Omit every picture, then give all the entries again exactly.

-- START OF EXTRACTED RECORDS --

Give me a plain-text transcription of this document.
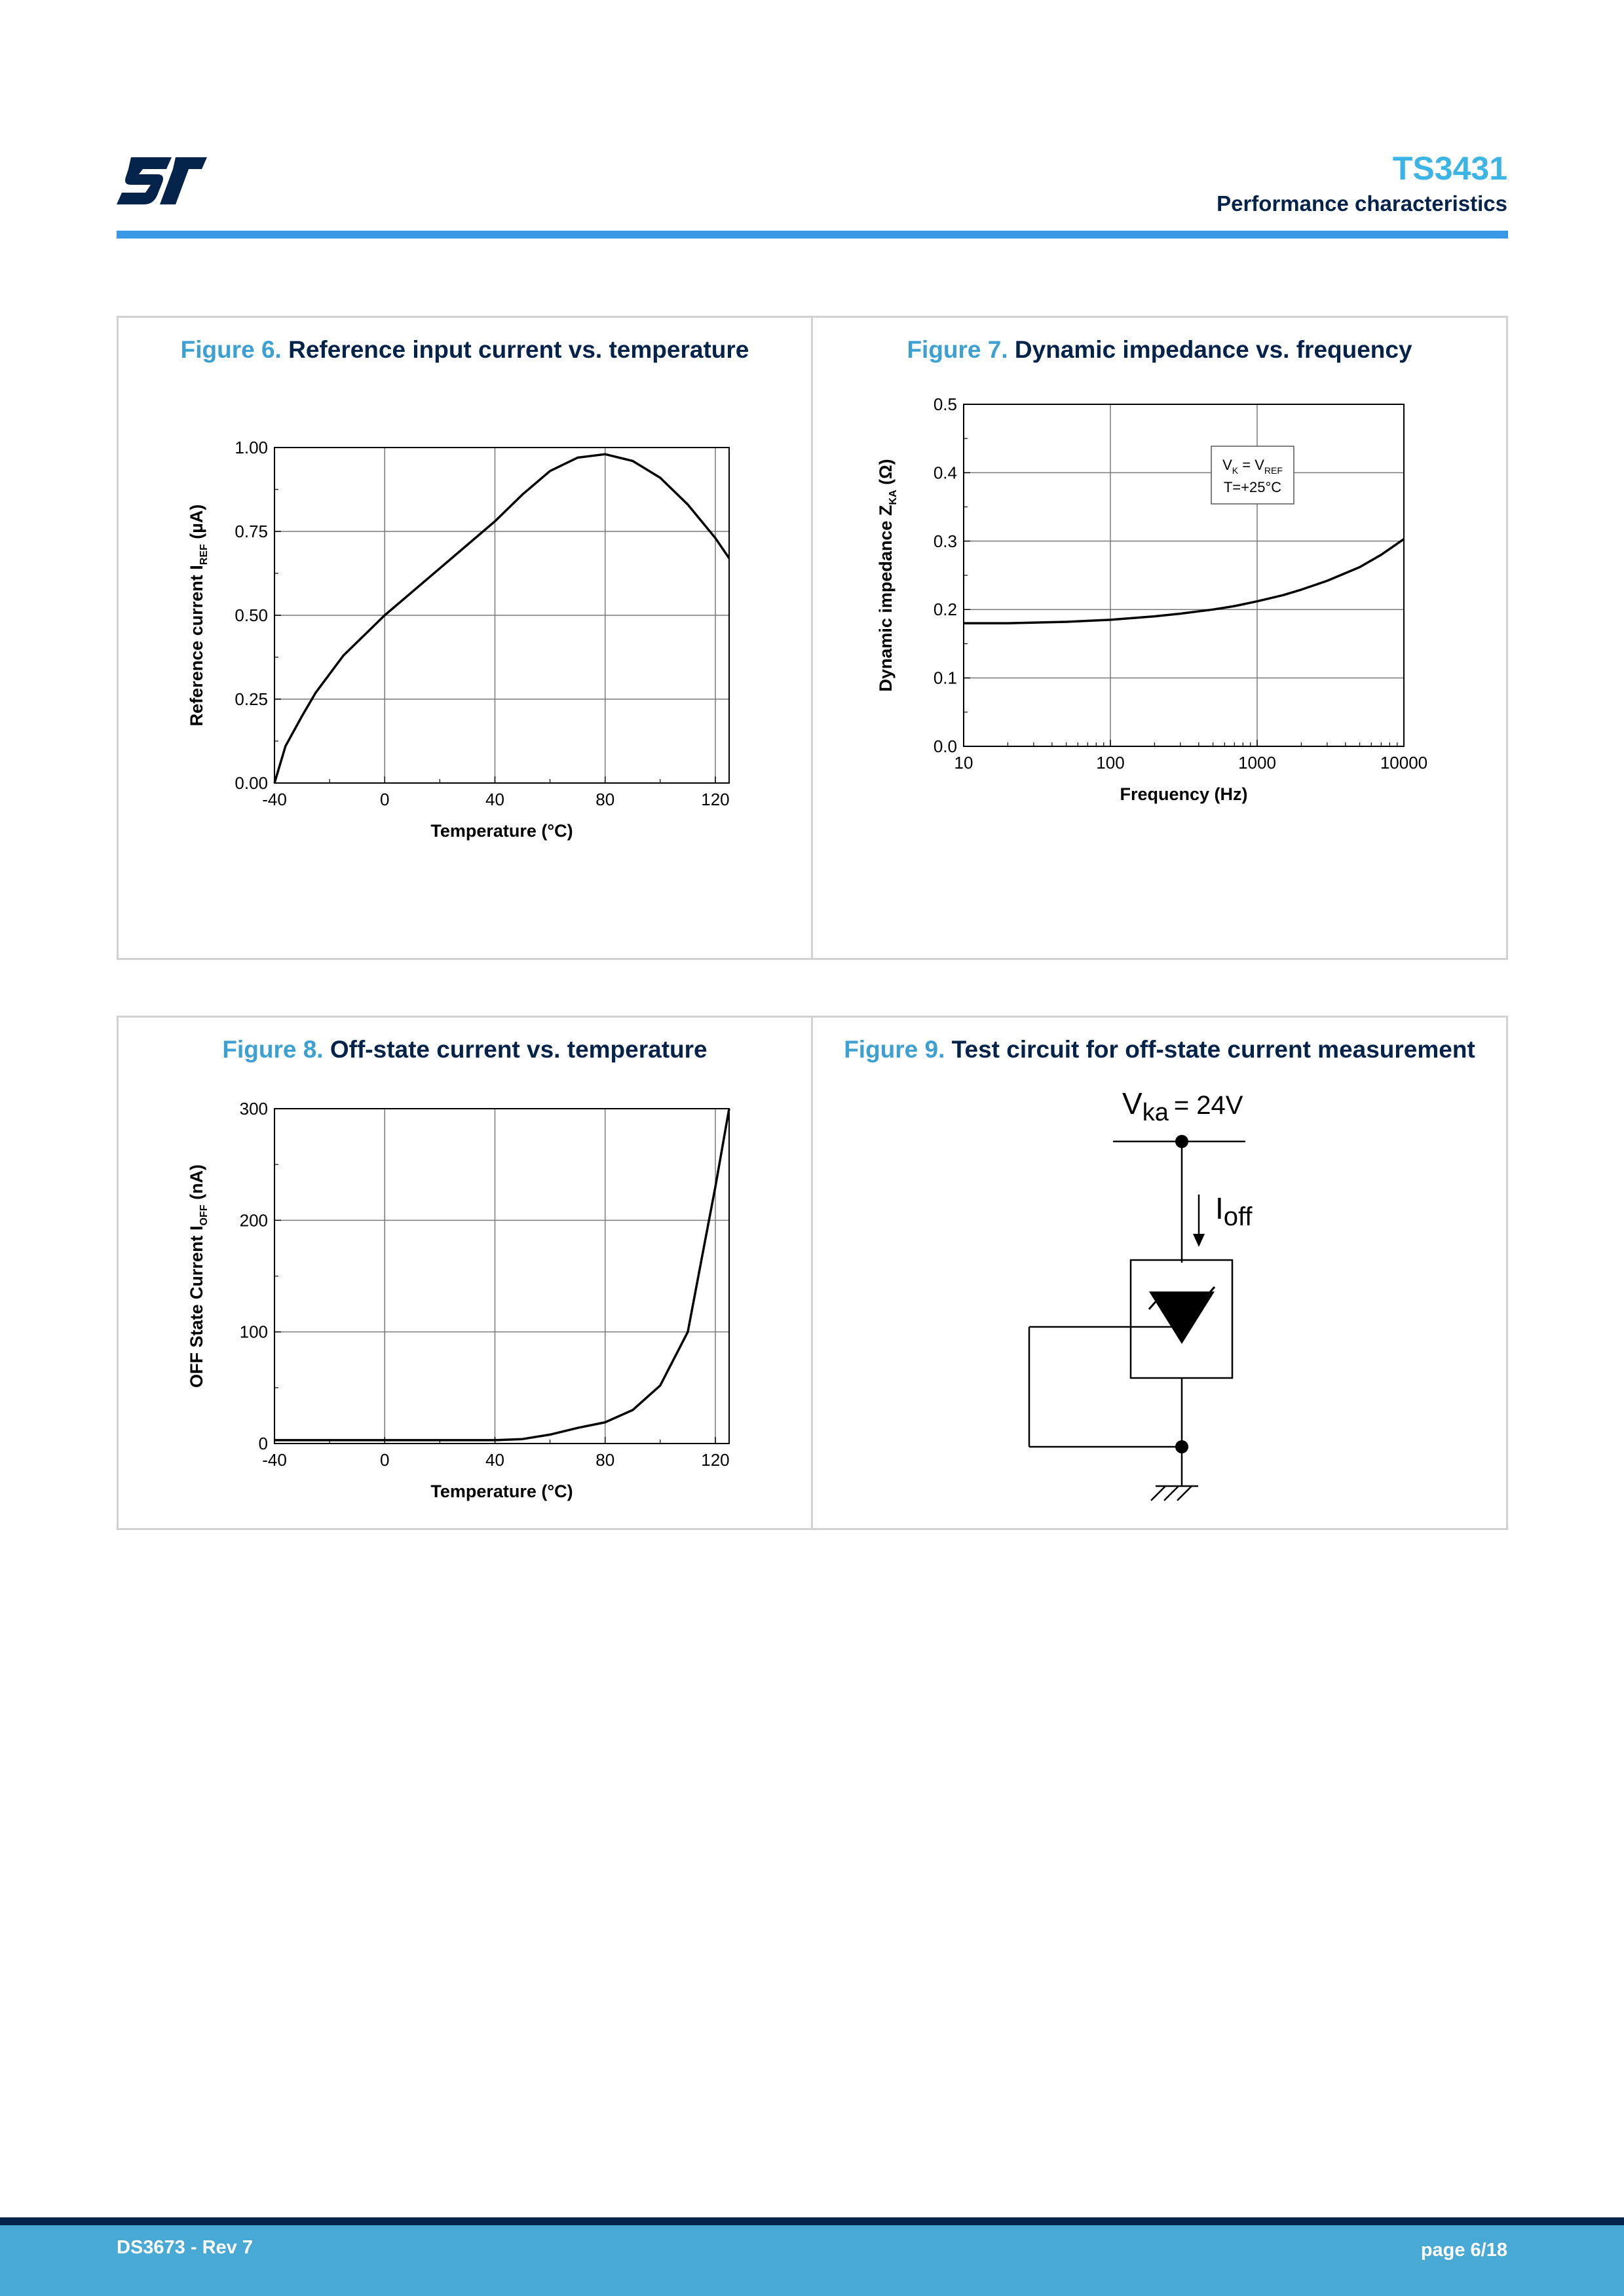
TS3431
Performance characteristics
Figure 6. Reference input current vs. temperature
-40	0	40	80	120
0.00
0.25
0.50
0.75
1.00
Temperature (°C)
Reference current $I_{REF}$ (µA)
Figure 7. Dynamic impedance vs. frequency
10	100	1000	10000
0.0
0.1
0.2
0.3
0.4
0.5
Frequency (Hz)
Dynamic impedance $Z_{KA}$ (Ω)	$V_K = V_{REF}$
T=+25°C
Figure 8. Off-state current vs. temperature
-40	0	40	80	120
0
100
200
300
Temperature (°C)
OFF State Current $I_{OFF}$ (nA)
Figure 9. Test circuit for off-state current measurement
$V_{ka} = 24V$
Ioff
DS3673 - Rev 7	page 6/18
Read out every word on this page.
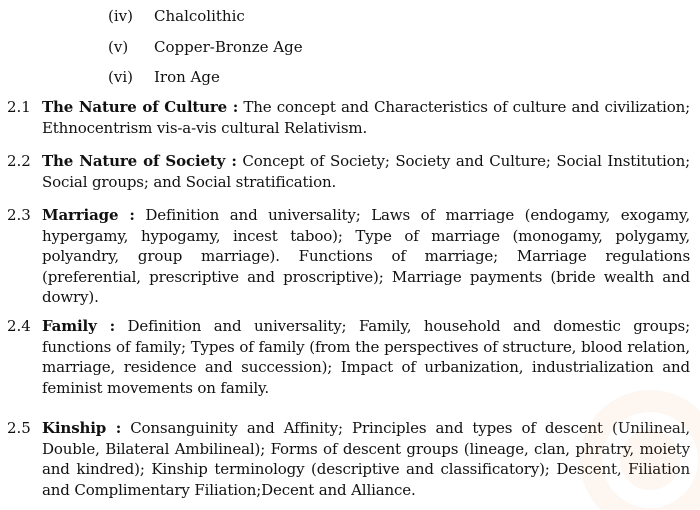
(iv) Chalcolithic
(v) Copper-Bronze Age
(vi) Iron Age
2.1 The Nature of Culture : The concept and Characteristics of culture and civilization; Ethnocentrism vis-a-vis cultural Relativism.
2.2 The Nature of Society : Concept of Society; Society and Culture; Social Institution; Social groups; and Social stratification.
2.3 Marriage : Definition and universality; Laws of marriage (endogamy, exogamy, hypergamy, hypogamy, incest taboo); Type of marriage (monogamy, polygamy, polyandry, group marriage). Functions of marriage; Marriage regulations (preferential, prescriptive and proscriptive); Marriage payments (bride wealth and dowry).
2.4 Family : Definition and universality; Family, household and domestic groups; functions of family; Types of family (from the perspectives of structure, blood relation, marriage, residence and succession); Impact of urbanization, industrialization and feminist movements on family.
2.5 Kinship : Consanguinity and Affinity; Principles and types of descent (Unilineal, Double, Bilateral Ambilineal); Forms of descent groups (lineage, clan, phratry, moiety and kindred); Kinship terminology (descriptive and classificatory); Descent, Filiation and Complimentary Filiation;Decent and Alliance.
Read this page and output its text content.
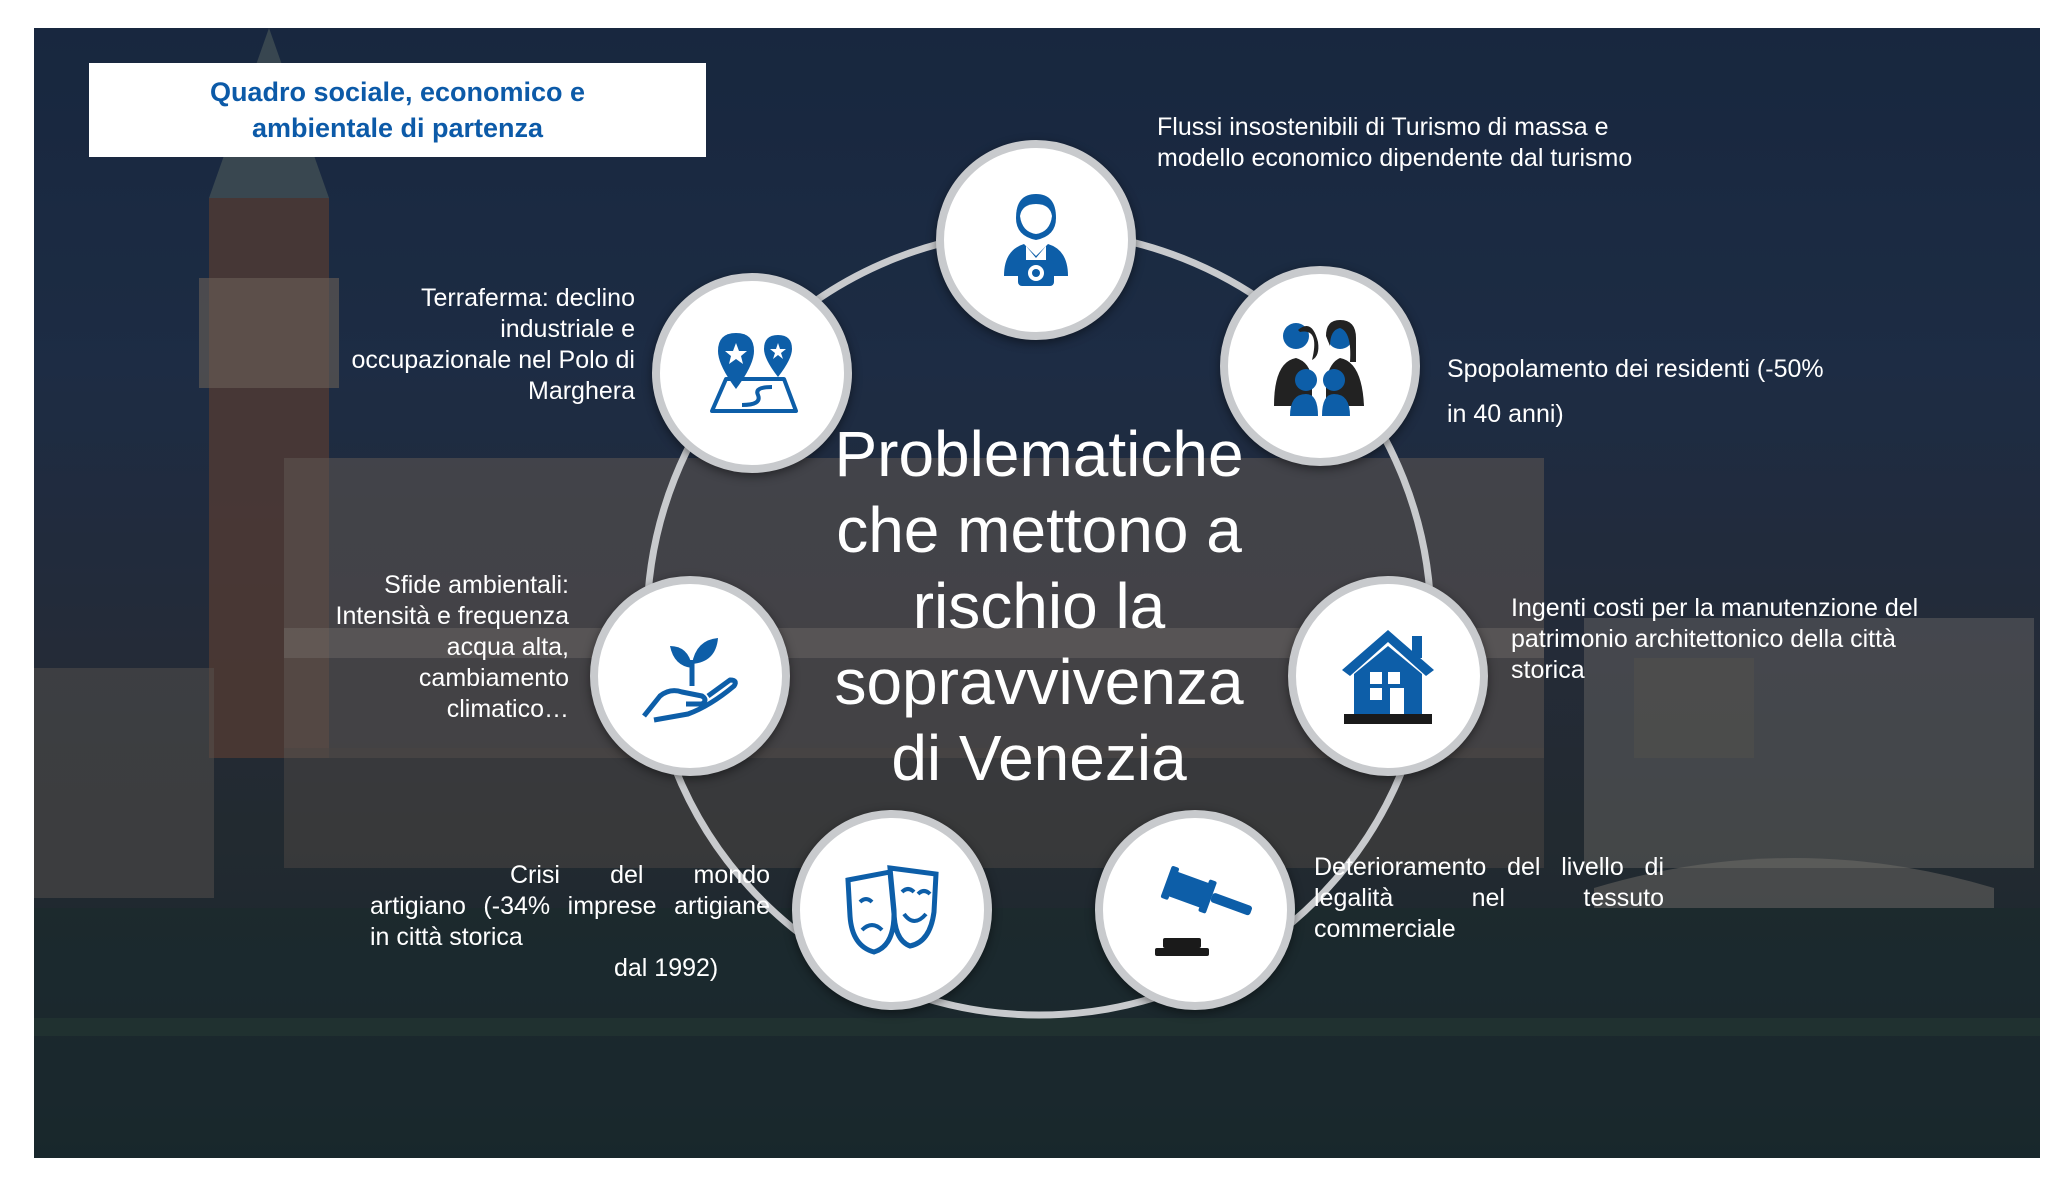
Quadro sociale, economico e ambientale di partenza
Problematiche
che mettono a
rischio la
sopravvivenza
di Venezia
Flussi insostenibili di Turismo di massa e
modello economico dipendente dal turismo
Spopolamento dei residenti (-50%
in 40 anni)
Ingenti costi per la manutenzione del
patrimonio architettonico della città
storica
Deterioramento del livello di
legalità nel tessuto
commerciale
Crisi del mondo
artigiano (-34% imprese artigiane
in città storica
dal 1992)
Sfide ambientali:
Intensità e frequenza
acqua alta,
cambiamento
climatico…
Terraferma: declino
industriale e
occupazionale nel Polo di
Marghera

-- END OF EXTRACTED RECORDS --

▶ SOLUTION
Give me a plain-text transcription of this document.
TS3431
Performance characteristics
Figure 6. Reference input current vs. temperature
-40	0	40	80	120
0.00
0.25
0.50
0.75
1.00
Temperature (°C)
Reference current $I_{REF}$ (µA)
Figure 7. Dynamic impedance vs. frequency
10	100	1000	10000
0.0
0.1
0.2
0.3
0.4
0.5
Frequency (Hz)
Dynamic impedance $Z_{KA}$ (Ω)	$V_K = V_{REF}$
T=+25°C
Figure 8. Off-state current vs. temperature
-40	0	40	80	120
0
100
200
300
Temperature (°C)
OFF State Current $I_{OFF}$ (nA)
Figure 9. Test circuit for off-state current measurement
$V_{ka} = 24V$
Ioff
DS3673 - Rev 7	page 6/18
Read out every word on this page.
(iv) Chalcolithic
(v) Copper-Bronze Age
(vi) Iron Age
2.1 The Nature of Culture : The concept and Characteristics of culture and civilization; Ethnocentrism vis-a-vis cultural Relativism.
2.2 The Nature of Society : Concept of Society; Society and Culture; Social Institution; Social groups; and Social stratification.
2.3 Marriage : Definition and universality; Laws of marriage (endogamy, exogamy, hypergamy, hypogamy, incest taboo); Type of marriage (monogamy, polygamy, polyandry, group marriage). Functions of marriage; Marriage regulations (preferential, prescriptive and proscriptive); Marriage payments (bride wealth and dowry).
2.4 Family : Definition and universality; Family, household and domestic groups; functions of family; Types of family (from the perspectives of structure, blood relation, marriage, residence and succession); Impact of urbanization, industrialization and feminist movements on family.
2.5 Kinship : Consanguinity and Affinity; Principles and types of descent (Unilineal, Double, Bilateral Ambilineal); Forms of descent groups (lineage, clan, phratry, moiety and kindred); Kinship terminology (descriptive and classificatory); Descent, Filiation and Complimentary Filiation;Decent and Alliance.
Read this page and output its text content.
Quadro sociale, economico e ambientale di partenza
Problematiche
che mettono a
rischio la
sopravvivenza
di Venezia
Flussi insostenibili di Turismo di massa e
modello economico dipendente dal turismo
Spopolamento dei residenti (-50%
in 40 anni)
Ingenti costi per la manutenzione del
patrimonio architettonico della città
storica
Deterioramento del livello di
legalità nel tessuto
commerciale
Crisi del mondo
artigiano (-34% imprese artigiane
in città storica
dal 1992)
Sfide ambientali:
Intensità e frequenza
acqua alta,
cambiamento
climatico…
Terraferma: declino
industriale e
occupazionale nel Polo di
Marghera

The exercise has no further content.